* Start *

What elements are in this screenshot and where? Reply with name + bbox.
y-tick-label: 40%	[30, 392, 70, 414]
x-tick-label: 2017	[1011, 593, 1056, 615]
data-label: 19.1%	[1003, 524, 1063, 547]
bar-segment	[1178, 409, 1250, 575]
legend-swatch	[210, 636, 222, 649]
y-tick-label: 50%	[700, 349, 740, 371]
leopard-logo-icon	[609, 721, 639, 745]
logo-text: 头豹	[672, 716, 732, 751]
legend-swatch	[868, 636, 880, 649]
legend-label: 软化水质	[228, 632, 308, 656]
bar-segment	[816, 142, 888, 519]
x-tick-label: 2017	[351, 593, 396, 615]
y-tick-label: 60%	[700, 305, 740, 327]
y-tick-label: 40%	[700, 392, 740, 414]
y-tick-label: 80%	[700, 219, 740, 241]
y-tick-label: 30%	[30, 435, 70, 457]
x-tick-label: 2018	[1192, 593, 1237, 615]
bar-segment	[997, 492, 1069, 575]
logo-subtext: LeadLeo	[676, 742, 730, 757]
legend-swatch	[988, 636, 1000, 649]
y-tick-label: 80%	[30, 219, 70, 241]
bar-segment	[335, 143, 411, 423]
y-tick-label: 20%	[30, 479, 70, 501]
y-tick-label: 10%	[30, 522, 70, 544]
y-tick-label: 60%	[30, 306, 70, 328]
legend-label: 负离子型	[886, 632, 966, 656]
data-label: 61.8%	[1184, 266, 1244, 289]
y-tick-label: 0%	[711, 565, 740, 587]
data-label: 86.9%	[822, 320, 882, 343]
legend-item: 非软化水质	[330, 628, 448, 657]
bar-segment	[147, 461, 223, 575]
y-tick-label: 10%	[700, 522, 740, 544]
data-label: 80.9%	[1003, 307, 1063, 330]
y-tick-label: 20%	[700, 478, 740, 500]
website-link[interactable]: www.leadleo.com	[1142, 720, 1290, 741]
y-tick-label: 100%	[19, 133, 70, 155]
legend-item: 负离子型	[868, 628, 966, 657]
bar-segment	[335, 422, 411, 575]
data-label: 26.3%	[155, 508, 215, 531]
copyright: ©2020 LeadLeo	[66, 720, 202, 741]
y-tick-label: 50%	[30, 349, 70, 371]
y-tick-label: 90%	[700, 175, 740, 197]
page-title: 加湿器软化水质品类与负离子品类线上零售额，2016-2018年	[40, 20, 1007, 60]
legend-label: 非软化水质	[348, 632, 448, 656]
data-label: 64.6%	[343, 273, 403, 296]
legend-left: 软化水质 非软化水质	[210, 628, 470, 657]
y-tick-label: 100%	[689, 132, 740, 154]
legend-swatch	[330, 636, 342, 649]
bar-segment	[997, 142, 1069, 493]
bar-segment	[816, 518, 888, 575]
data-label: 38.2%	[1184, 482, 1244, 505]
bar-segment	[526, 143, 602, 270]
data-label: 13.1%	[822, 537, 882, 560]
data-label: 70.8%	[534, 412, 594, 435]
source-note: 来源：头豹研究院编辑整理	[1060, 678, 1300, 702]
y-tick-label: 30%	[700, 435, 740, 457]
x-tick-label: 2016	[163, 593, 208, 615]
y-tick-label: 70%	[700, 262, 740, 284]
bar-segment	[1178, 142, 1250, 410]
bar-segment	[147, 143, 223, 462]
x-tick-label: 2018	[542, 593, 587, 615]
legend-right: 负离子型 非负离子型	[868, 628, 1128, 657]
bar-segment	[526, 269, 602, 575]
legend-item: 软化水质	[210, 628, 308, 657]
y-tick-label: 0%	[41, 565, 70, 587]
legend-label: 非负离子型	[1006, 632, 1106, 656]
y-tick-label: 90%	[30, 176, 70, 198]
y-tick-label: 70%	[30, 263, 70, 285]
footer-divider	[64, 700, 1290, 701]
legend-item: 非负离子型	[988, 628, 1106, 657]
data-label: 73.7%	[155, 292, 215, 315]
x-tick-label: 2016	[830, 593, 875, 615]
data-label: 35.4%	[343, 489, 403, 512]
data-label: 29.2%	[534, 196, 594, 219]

* End *

*Short exercise*: Convert every line of the records above into a Markdown table with two columns, Row and Line. Number each row and leave out blank lines.

*The solution*:
| Row | Line |
|---|---|
| 1 | What elements are in this screenshot and where? Reply with name + bbox. |
| 2 | y-tick-label: 40%	[30, 392, 70, 414] |
| 3 | x-tick-label: 2017	[1011, 593, 1056, 615] |
| 4 | data-label: 19.1%	[1003, 524, 1063, 547] |
| 5 | bar-segment	[1178, 409, 1250, 575] |
| 6 | legend-swatch	[210, 636, 222, 649] |
| 7 | y-tick-label: 50%	[700, 349, 740, 371] |
| 8 | leopard-logo-icon	[609, 721, 639, 745] |
| 9 | logo-text: 头豹	[672, 716, 732, 751] |
| 10 | legend-swatch	[868, 636, 880, 649] |
| 11 | legend-label: 软化水质	[228, 632, 308, 656] |
| 12 | bar-segment	[816, 142, 888, 519] |
| 13 | x-tick-label: 2017	[351, 593, 396, 615] |
| 14 | y-tick-label: 60%	[700, 305, 740, 327] |
| 15 | y-tick-label: 40%	[700, 392, 740, 414] |
| 16 | y-tick-label: 80%	[700, 219, 740, 241] |
| 17 | y-tick-label: 30%	[30, 435, 70, 457] |
| 18 | x-tick-label: 2018	[1192, 593, 1237, 615] |
| 19 | bar-segment	[997, 492, 1069, 575] |
| 20 | logo-subtext: LeadLeo	[676, 742, 730, 757] |
| 21 | legend-swatch	[988, 636, 1000, 649] |
| 22 | y-tick-label: 80%	[30, 219, 70, 241] |
| 23 | bar-segment	[335, 143, 411, 423] |
| 24 | y-tick-label: 20%	[30, 479, 70, 501] |
| 25 | y-tick-label: 10%	[30, 522, 70, 544] |
| 26 | y-tick-label: 60%	[30, 306, 70, 328] |
| 27 | legend-label: 负离子型	[886, 632, 966, 656] |
| 28 | data-label: 61.8%	[1184, 266, 1244, 289] |
| 29 | y-tick-label: 0%	[711, 565, 740, 587] |
| 30 | data-label: 86.9%	[822, 320, 882, 343] |
| 31 | legend-item: 非软化水质	[330, 628, 448, 657] |
| 32 | bar-segment	[147, 461, 223, 575] |
| 33 | y-tick-label: 10%	[700, 522, 740, 544] |
| 34 | data-label: 80.9%	[1003, 307, 1063, 330] |
| 35 | y-tick-label: 20%	[700, 478, 740, 500] |
| 36 | website-link[interactable]: www.leadleo.com	[1142, 720, 1290, 741] |
| 37 | y-tick-label: 100%	[19, 133, 70, 155] |
| 38 | legend-item: 负离子型	[868, 628, 966, 657] |
| 39 | bar-segment	[335, 422, 411, 575] |
| 40 | data-label: 26.3%	[155, 508, 215, 531] |
| 41 | copyright: ©2020 LeadLeo	[66, 720, 202, 741] |
| 42 | y-tick-label: 50%	[30, 349, 70, 371] |
| 43 | y-tick-label: 90%	[700, 175, 740, 197] |
| 44 | page-title: 加湿器软化水质品类与负离子品类线上零售额，2016-2018年	[40, 20, 1007, 60] |
| 45 | legend-label: 非软化水质	[348, 632, 448, 656] |
| 46 | data-label: 64.6%	[343, 273, 403, 296] |
| 47 | legend-left: 软化水质 非软化水质	[210, 628, 470, 657] |
| 48 | y-tick-label: 100%	[689, 132, 740, 154] |
| 49 | legend-swatch	[330, 636, 342, 649] |
| 50 | bar-segment	[997, 142, 1069, 493] |
| 51 | bar-segment	[816, 518, 888, 575] |
| 52 | data-label: 38.2%	[1184, 482, 1244, 505] |
| 53 | bar-segment	[526, 143, 602, 270] |
| 54 | data-label: 13.1%	[822, 537, 882, 560] |
| 55 | data-label: 70.8%	[534, 412, 594, 435] |
| 56 | source-note: 来源：头豹研究院编辑整理	[1060, 678, 1300, 702] |
| 57 | y-tick-label: 30%	[700, 435, 740, 457] |
| 58 | x-tick-label: 2016	[163, 593, 208, 615] |
| 59 | y-tick-label: 70%	[700, 262, 740, 284] |
| 60 | bar-segment	[1178, 142, 1250, 410] |
| 61 | bar-segment	[147, 143, 223, 462] |
| 62 | x-tick-label: 2018	[542, 593, 587, 615] |
| 63 | legend-right: 负离子型 非负离子型	[868, 628, 1128, 657] |
| 64 | bar-segment	[526, 269, 602, 575] |
| 65 | legend-item: 软化水质	[210, 628, 308, 657] |
| 66 | y-tick-label: 0%	[41, 565, 70, 587] |
| 67 | legend-label: 非负离子型	[1006, 632, 1106, 656] |
| 68 | y-tick-label: 90%	[30, 176, 70, 198] |
| 69 | y-tick-label: 70%	[30, 263, 70, 285] |
| 70 | footer-divider	[64, 700, 1290, 701] |
| 71 | legend-item: 非负离子型	[988, 628, 1106, 657] |
| 72 | data-label: 73.7%	[155, 292, 215, 315] |
| 73 | x-tick-label: 2016	[830, 593, 875, 615] |
| 74 | data-label: 35.4%	[343, 489, 403, 512] |
| 75 | data-label: 29.2%	[534, 196, 594, 219] |